### Description of the task
Set down all of the data exactly as it appears.

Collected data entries
|---|

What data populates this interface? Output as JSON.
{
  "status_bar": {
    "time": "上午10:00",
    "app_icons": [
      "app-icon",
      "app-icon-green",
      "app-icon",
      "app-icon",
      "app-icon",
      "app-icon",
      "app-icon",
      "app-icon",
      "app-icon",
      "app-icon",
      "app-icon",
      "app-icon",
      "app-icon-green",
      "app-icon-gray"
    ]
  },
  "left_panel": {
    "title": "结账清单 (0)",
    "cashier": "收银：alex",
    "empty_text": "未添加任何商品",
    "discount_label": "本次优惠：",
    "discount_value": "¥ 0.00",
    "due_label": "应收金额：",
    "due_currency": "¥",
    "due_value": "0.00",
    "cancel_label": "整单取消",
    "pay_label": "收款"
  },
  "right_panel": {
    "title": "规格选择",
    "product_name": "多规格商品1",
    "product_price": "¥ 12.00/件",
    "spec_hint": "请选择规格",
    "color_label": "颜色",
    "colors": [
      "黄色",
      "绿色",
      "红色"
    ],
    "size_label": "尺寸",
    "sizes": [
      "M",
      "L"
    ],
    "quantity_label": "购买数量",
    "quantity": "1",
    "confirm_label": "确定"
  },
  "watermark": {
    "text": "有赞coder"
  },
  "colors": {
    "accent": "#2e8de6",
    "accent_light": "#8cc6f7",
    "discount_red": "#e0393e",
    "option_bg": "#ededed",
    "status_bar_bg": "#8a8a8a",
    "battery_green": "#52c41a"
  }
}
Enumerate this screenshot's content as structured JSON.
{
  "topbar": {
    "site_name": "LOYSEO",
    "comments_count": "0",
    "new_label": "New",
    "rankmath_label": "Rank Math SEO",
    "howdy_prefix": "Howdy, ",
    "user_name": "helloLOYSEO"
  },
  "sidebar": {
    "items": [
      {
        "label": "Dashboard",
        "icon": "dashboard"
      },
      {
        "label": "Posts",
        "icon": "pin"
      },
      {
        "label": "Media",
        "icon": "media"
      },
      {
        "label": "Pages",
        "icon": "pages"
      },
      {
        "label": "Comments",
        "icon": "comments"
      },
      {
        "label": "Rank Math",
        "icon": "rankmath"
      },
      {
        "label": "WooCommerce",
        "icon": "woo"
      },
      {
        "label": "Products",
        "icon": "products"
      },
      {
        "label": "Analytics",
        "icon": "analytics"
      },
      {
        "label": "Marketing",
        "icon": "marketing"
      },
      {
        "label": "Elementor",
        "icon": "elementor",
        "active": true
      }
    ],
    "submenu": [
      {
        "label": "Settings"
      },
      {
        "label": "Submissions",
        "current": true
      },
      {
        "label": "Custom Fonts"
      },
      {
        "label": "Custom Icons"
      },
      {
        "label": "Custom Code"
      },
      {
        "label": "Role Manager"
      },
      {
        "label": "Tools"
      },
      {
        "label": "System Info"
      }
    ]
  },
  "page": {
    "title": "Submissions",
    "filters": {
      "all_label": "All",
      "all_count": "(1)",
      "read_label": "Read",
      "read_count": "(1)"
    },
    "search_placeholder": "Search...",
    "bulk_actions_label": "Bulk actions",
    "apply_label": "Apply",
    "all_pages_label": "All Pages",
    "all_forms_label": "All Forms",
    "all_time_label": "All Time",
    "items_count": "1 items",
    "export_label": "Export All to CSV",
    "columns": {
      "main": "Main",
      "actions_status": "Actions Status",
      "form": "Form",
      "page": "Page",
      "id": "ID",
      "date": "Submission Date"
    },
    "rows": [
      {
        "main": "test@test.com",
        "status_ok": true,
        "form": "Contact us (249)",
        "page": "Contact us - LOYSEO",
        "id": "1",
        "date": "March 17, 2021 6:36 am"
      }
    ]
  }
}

|---|

### Written reply
What data populates this interface? Output as JSON.
{
  "status_bar": {
    "time": "上午10:00",
    "app_icons": [
      "app-icon",
      "app-icon-green",
      "app-icon",
      "app-icon",
      "app-icon",
      "app-icon",
      "app-icon",
      "app-icon",
      "app-icon",
      "app-icon",
      "app-icon",
      "app-icon",
      "app-icon-green",
      "app-icon-gray"
    ]
  },
  "left_panel": {
    "title": "结账清单 (0)",
    "cashier": "收银：alex",
    "empty_text": "未添加任何商品",
    "discount_label": "本次优惠：",
    "discount_value": "¥ 0.00",
    "due_label": "应收金额：",
    "due_currency": "¥",
    "due_value": "0.00",
    "cancel_label": "整单取消",
    "pay_label": "收款"
  },
  "right_panel": {
    "title": "规格选择",
    "product_name": "多规格商品1",
    "product_price": "¥ 12.00/件",
    "spec_hint": "请选择规格",
    "color_label": "颜色",
    "colors": [
      "黄色",
      "绿色",
      "红色"
    ],
    "size_label": "尺寸",
    "sizes": [
      "M",
      "L"
    ],
    "quantity_label": "购买数量",
    "quantity": "1",
    "confirm_label": "确定"
  },
  "watermark": {
    "text": "有赞coder"
  },
  "colors": {
    "accent": "#2e8de6",
    "accent_light": "#8cc6f7",
    "discount_red": "#e0393e",
    "option_bg": "#ededed",
    "status_bar_bg": "#8a8a8a",
    "battery_green": "#52c41a"
  }
}
Enumerate this screenshot's content as structured JSON.
{
  "topbar": {
    "site_name": "LOYSEO",
    "comments_count": "0",
    "new_label": "New",
    "rankmath_label": "Rank Math SEO",
    "howdy_prefix": "Howdy, ",
    "user_name": "helloLOYSEO"
  },
  "sidebar": {
    "items": [
      {
        "label": "Dashboard",
        "icon": "dashboard"
      },
      {
        "label": "Posts",
        "icon": "pin"
      },
      {
        "label": "Media",
        "icon": "media"
      },
      {
        "label": "Pages",
        "icon": "pages"
      },
      {
        "label": "Comments",
        "icon": "comments"
      },
      {
        "label": "Rank Math",
        "icon": "rankmath"
      },
      {
        "label": "WooCommerce",
        "icon": "woo"
      },
      {
        "label": "Products",
        "icon": "products"
      },
      {
        "label": "Analytics",
        "icon": "analytics"
      },
      {
        "label": "Marketing",
        "icon": "marketing"
      },
      {
        "label": "Elementor",
        "icon": "elementor",
        "active": true
      }
    ],
    "submenu": [
      {
        "label": "Settings"
      },
      {
        "label": "Submissions",
        "current": true
      },
      {
        "label": "Custom Fonts"
      },
      {
        "label": "Custom Icons"
      },
      {
        "label": "Custom Code"
      },
      {
        "label": "Role Manager"
      },
      {
        "label": "Tools"
      },
      {
        "label": "System Info"
      }
    ]
  },
  "page": {
    "title": "Submissions",
    "filters": {
      "all_label": "All",
      "all_count": "(1)",
      "read_label": "Read",
      "read_count": "(1)"
    },
    "search_placeholder": "Search...",
    "bulk_actions_label": "Bulk actions",
    "apply_label": "Apply",
    "all_pages_label": "All Pages",
    "all_forms_label": "All Forms",
    "all_time_label": "All Time",
    "items_count": "1 items",
    "export_label": "Export All to CSV",
    "columns": {
      "main": "Main",
      "actions_status": "Actions Status",
      "form": "Form",
      "page": "Page",
      "id": "ID",
      "date": "Submission Date"
    },
    "rows": [
      {
        "main": "test@test.com",
        "status_ok": true,
        "form": "Contact us (249)",
        "page": "Contact us - LOYSEO",
        "id": "1",
        "date": "March 17, 2021 6:36 am"
      }
    ]
  }
}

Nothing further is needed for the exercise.